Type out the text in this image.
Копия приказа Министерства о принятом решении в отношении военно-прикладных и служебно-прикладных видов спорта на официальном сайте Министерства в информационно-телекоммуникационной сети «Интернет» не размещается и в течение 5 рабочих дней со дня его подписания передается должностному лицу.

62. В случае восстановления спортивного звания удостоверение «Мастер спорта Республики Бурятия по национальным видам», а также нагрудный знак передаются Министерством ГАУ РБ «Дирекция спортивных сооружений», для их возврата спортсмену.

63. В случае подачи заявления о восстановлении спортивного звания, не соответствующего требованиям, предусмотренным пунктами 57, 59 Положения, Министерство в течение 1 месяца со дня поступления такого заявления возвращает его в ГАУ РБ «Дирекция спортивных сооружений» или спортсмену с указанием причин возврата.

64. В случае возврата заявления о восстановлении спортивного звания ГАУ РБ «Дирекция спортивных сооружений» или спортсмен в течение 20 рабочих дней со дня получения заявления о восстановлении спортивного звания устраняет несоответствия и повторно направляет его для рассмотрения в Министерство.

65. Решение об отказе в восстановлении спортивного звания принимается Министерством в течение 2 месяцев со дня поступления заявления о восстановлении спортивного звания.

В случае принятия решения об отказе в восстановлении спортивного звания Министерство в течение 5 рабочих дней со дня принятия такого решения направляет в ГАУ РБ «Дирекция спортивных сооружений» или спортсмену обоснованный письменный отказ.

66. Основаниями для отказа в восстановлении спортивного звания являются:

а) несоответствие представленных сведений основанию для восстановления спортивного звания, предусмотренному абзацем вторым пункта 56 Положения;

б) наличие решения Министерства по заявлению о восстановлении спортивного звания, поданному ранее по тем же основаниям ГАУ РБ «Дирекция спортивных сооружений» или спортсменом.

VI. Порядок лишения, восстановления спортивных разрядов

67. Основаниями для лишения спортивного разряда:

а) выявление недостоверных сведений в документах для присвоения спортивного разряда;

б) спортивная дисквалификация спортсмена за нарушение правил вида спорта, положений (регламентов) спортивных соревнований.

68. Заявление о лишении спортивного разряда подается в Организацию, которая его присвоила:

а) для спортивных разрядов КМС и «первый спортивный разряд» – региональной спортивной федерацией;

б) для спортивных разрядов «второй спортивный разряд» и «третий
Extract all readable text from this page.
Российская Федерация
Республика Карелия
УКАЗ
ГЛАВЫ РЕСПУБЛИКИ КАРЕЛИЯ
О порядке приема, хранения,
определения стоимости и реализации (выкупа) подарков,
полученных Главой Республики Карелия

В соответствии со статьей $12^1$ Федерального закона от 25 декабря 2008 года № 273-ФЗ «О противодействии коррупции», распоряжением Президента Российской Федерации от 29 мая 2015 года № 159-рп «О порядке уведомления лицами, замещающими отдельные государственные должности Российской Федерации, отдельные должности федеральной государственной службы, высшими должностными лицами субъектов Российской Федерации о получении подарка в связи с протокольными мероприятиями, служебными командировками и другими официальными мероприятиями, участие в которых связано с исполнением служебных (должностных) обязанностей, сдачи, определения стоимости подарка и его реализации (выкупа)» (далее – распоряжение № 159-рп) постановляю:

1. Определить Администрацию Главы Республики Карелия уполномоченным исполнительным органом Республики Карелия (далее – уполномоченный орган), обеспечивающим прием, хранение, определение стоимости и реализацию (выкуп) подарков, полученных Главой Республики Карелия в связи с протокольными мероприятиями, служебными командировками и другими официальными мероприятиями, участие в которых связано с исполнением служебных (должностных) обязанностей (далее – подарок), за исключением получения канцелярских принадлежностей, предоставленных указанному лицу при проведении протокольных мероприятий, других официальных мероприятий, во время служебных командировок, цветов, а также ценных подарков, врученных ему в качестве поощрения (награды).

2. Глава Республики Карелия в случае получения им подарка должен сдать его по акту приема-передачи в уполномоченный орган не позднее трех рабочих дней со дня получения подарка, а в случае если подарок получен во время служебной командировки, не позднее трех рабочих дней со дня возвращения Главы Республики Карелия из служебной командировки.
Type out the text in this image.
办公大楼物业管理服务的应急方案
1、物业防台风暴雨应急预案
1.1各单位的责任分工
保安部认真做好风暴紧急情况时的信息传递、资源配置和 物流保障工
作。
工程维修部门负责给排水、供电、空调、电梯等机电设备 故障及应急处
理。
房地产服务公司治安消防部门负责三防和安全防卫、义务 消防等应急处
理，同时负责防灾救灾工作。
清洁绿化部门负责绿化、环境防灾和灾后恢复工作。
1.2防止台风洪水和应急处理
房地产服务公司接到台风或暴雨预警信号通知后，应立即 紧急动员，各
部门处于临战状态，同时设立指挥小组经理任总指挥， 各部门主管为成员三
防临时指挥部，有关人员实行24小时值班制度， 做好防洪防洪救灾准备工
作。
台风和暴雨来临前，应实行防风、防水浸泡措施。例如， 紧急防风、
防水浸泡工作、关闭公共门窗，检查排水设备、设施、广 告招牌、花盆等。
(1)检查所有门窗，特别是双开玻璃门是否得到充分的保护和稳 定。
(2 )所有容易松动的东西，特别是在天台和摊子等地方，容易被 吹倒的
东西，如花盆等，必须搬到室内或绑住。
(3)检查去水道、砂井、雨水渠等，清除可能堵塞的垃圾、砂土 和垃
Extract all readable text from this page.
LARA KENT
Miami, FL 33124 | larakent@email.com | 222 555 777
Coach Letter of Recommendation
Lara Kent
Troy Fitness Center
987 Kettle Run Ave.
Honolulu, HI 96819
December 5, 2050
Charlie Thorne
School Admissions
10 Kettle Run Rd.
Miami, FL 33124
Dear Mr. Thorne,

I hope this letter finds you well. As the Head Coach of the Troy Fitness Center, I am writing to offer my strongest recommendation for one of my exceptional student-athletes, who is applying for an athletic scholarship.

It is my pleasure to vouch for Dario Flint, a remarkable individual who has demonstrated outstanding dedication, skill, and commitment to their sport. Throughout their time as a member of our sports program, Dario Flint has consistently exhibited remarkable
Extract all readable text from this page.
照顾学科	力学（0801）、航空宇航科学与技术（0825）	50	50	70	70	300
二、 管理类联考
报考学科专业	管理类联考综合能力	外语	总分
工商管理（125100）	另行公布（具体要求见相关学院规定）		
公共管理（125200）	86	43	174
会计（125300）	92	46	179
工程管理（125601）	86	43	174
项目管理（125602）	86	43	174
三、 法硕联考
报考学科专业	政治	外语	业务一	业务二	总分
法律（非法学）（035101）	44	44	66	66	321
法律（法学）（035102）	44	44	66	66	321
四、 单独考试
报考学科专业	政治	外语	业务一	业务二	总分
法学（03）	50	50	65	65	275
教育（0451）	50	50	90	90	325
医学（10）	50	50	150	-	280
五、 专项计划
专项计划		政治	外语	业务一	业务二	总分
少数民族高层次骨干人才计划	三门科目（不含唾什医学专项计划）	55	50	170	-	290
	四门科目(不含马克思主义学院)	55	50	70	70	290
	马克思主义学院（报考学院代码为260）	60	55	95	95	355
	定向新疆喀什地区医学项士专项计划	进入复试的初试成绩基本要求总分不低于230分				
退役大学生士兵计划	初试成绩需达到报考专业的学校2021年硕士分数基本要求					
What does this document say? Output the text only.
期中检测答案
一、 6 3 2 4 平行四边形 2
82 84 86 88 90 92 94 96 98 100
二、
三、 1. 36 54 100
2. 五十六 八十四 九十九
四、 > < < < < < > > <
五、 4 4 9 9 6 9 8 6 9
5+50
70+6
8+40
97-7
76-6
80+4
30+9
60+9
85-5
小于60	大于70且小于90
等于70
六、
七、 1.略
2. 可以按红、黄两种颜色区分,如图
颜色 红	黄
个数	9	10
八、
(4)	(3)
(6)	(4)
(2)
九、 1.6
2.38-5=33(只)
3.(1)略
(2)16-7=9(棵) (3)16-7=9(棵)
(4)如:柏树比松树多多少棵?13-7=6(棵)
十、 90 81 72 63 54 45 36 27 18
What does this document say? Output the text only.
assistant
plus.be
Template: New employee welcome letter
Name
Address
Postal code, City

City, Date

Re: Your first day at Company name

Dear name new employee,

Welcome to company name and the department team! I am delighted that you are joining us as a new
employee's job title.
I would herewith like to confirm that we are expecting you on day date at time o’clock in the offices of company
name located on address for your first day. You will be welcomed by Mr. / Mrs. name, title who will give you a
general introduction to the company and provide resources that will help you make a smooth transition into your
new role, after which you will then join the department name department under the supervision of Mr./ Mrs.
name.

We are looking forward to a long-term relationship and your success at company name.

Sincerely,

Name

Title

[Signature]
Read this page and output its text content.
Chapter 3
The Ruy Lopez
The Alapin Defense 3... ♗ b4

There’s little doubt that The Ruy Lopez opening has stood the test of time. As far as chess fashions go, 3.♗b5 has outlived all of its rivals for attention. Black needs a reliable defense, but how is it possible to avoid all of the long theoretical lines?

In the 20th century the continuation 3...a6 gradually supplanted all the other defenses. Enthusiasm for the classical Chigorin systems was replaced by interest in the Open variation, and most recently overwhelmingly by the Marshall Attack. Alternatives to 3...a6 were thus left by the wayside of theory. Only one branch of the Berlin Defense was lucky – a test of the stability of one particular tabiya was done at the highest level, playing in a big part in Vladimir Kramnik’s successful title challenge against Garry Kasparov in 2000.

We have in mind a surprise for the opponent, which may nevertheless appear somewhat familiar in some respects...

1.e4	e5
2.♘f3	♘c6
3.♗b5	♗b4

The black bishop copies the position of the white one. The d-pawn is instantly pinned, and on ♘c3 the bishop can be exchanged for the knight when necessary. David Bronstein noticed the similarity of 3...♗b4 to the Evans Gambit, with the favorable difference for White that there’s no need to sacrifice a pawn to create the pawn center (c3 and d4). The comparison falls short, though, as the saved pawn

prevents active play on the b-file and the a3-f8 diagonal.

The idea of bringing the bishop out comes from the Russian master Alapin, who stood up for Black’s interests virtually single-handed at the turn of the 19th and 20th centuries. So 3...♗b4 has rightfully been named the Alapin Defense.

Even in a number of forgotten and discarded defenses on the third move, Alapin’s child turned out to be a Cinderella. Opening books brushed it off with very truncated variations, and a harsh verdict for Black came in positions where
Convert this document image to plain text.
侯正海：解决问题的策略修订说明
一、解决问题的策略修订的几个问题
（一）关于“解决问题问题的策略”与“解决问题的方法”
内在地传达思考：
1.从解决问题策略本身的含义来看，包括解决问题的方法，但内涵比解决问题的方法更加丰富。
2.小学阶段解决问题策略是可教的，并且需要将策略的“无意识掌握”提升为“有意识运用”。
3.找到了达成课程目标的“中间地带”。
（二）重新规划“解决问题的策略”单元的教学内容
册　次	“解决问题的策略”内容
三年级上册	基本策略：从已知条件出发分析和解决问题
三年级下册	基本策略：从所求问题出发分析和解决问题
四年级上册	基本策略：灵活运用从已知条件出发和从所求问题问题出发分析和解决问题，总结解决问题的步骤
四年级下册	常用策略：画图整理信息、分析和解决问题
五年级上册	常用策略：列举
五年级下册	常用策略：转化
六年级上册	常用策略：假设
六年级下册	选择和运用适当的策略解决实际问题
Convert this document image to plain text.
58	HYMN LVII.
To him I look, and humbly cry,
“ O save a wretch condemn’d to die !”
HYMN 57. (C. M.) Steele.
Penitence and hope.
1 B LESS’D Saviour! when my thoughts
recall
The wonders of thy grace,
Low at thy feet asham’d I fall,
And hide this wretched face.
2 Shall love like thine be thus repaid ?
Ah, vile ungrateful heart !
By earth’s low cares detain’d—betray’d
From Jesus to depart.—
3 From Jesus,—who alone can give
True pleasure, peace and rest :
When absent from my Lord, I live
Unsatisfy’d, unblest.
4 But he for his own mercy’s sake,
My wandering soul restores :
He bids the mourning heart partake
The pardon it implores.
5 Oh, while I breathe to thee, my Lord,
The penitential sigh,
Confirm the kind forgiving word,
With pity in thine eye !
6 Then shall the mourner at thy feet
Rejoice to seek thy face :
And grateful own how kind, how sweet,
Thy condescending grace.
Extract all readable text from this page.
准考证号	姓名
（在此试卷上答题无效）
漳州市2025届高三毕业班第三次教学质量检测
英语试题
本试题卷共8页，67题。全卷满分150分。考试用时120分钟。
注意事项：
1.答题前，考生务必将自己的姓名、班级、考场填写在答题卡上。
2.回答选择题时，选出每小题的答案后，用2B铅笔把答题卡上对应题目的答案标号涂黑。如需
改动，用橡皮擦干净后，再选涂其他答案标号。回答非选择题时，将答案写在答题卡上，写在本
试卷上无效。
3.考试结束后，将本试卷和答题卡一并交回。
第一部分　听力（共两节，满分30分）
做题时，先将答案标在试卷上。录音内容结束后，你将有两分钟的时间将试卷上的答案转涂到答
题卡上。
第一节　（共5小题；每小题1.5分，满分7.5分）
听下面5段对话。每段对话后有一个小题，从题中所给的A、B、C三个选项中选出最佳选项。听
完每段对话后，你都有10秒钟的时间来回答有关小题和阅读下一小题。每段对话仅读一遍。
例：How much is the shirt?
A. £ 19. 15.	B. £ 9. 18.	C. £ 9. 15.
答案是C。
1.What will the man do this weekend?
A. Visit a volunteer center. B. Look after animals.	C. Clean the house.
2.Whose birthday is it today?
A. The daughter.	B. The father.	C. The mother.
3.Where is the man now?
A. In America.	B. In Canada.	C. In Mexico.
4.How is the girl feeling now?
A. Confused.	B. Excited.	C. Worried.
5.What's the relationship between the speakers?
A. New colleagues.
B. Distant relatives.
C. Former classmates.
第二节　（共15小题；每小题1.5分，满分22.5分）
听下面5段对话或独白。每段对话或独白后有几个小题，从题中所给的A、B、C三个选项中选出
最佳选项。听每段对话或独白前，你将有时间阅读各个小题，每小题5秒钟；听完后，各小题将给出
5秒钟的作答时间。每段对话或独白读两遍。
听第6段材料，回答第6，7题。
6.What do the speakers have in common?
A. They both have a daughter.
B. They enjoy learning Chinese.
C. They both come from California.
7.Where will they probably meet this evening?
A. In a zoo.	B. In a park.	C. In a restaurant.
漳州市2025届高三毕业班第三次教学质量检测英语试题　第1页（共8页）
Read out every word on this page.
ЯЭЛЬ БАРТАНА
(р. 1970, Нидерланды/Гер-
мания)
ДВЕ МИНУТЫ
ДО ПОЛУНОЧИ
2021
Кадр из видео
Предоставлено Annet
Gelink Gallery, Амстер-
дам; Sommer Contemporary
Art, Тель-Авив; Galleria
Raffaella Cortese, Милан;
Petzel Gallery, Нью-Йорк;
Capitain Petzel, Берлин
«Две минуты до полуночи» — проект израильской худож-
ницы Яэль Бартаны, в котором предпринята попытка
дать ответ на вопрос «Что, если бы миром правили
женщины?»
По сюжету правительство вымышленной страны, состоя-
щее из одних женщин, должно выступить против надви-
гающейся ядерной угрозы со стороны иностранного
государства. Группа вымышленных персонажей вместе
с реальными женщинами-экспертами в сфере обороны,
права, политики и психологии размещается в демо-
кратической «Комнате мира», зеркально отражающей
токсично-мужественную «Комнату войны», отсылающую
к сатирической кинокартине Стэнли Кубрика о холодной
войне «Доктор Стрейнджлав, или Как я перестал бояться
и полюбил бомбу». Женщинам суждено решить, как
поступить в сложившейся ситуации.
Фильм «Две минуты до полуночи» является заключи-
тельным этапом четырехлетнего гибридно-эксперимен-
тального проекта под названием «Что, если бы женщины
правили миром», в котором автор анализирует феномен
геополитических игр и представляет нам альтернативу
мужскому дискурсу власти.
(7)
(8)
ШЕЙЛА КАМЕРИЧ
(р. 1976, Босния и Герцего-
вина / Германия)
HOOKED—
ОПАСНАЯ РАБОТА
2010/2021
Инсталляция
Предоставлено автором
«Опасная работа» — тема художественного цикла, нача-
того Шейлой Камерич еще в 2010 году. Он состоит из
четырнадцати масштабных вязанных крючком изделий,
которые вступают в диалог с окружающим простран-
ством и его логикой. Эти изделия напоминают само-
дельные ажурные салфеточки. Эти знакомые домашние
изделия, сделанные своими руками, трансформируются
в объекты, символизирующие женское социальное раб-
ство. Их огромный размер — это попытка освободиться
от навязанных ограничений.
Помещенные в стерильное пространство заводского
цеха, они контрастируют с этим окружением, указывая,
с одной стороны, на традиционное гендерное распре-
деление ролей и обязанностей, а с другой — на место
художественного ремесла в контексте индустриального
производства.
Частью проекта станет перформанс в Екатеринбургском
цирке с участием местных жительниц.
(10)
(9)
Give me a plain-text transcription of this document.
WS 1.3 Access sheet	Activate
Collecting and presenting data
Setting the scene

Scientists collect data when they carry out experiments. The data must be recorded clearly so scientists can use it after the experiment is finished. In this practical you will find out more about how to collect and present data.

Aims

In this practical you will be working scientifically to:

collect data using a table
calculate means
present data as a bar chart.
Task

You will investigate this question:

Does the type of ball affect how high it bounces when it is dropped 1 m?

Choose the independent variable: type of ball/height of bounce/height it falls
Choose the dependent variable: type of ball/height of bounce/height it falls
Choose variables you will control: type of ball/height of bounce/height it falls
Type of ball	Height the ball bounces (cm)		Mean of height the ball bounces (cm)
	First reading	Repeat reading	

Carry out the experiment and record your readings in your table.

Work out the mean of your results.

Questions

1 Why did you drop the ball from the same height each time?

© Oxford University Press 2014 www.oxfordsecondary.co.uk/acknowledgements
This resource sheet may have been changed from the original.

- - - -

**PROBLEM REQUIREMENTS:** Extract from the data every line where "сведений" shows up.

**RESULT FOR THIS EXERCISE:**
а) несоответствие представленных сведений основанию для восстановления спортивного звания, предусмотренному абзацем вторым пункта 56 Положения;
а) выявление недостоверных сведений в документах для присвоения спортивного разряда;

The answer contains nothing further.